⟨

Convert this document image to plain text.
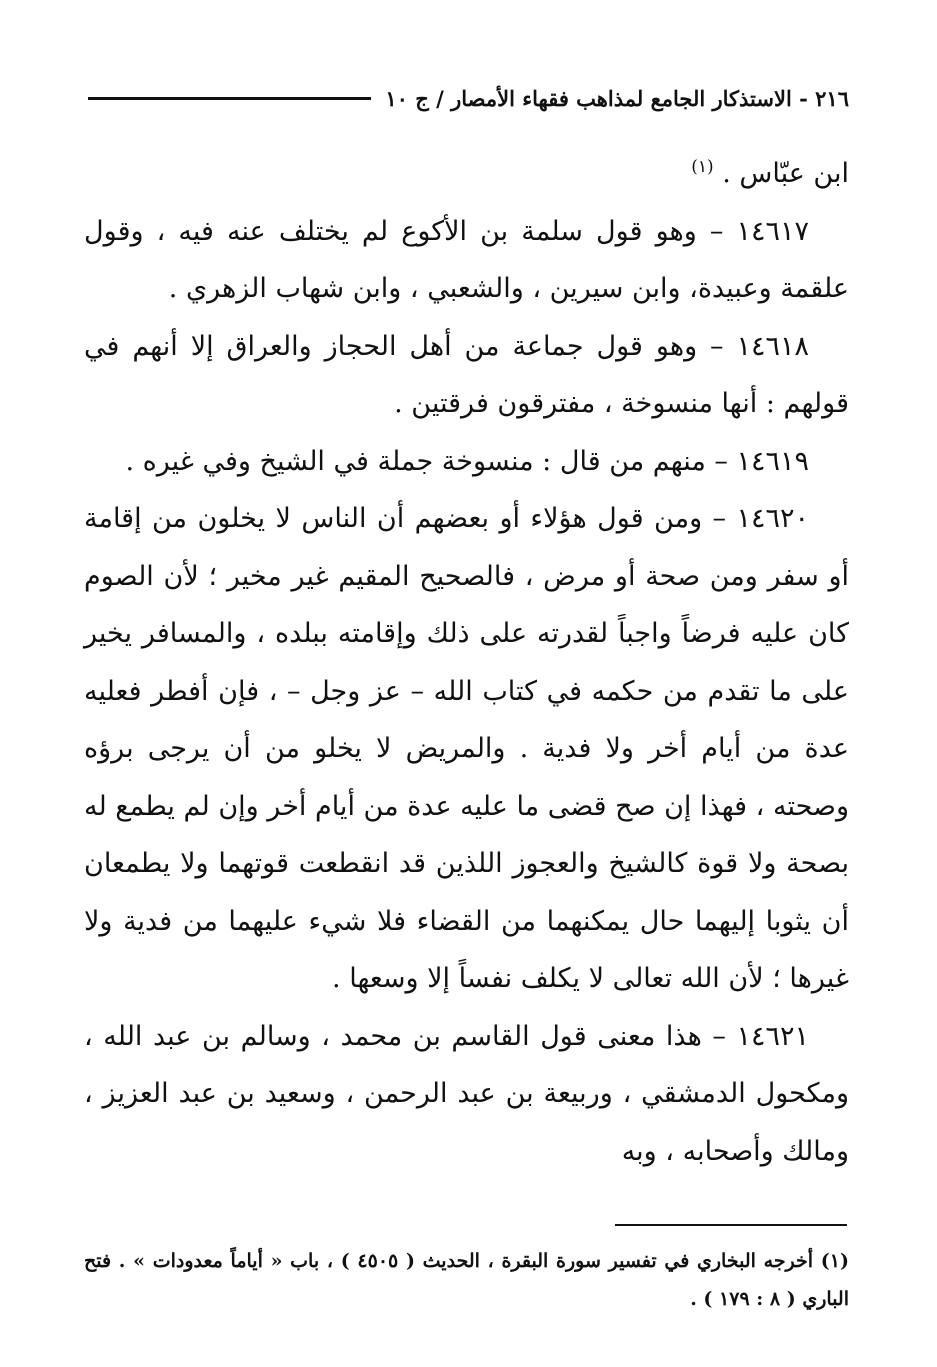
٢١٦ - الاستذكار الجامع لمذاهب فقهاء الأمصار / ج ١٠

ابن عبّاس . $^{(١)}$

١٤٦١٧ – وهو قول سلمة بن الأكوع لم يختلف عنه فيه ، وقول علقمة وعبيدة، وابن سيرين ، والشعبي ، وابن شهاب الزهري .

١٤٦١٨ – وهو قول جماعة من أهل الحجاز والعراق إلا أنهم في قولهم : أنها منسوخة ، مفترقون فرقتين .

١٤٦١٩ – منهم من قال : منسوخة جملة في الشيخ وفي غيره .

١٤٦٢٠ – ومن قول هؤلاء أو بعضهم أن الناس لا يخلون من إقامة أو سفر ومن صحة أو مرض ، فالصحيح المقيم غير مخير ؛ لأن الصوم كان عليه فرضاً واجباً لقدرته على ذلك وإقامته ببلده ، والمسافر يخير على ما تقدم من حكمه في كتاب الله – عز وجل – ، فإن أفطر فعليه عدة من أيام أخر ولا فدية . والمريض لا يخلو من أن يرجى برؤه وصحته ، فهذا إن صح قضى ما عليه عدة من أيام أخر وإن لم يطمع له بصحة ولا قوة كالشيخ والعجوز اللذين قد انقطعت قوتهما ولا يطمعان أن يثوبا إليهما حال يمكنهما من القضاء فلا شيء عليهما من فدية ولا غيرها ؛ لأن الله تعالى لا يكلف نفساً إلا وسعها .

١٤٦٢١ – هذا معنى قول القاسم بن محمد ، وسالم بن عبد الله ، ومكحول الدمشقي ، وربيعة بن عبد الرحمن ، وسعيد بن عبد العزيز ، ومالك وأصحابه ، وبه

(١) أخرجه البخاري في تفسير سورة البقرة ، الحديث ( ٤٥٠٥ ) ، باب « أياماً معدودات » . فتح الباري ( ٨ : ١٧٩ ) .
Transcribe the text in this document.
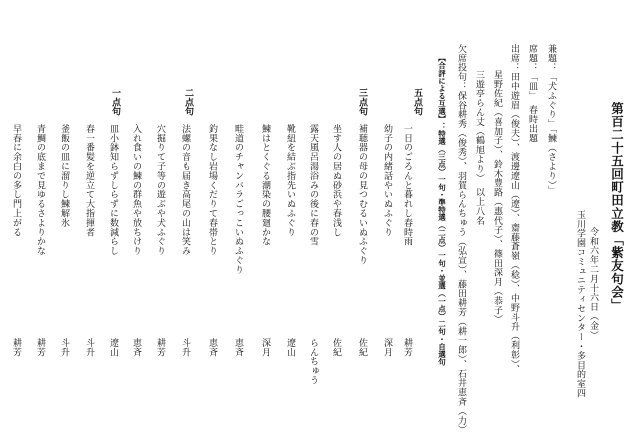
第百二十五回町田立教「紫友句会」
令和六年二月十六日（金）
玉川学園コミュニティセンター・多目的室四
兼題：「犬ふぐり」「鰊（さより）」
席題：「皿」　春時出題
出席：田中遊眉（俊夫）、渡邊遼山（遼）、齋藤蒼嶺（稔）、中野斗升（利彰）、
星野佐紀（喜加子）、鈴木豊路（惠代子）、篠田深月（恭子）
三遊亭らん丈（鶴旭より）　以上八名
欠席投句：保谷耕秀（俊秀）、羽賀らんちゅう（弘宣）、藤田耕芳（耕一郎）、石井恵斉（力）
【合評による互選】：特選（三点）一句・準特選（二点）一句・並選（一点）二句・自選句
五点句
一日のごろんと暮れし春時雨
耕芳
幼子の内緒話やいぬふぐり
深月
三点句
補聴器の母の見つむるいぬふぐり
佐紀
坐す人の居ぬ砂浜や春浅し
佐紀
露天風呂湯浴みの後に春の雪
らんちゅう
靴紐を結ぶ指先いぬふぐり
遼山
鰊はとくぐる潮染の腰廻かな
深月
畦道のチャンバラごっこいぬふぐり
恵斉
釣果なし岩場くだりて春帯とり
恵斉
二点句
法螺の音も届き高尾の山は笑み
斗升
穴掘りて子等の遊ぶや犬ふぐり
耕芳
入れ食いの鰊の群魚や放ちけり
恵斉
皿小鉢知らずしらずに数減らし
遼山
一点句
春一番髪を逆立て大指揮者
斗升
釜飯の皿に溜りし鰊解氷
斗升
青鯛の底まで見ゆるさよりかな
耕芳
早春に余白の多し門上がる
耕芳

⟩
⟨

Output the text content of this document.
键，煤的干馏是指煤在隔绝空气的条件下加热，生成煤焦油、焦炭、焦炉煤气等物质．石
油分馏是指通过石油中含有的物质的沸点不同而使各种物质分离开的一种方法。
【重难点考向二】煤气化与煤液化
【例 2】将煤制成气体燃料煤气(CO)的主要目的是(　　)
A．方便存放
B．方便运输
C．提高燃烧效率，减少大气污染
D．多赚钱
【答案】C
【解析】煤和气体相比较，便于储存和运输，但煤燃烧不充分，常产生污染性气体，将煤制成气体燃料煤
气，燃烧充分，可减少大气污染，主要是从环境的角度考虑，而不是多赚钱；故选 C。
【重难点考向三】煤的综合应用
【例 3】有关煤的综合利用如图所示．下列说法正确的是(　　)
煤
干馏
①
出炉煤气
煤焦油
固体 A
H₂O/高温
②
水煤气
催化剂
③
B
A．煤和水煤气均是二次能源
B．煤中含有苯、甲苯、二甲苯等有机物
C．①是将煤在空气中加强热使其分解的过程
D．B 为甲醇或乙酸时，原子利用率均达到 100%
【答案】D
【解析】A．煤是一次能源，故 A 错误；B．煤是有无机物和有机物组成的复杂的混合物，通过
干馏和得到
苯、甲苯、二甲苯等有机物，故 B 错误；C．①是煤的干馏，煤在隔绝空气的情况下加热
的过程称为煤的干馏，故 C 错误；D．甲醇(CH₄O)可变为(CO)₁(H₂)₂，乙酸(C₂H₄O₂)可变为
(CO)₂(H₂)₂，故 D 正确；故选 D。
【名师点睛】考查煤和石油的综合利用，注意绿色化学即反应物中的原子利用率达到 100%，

⟩

Short task:
Copy and report every line where the word "二甲苯等有机物" is present.

Result of this task:
B．煤中含有苯、甲苯、二甲苯等有机物
苯、甲苯、二甲苯等有机物，故 B 错误；C．①是煤的干馏，煤在隔绝空气的情况下加热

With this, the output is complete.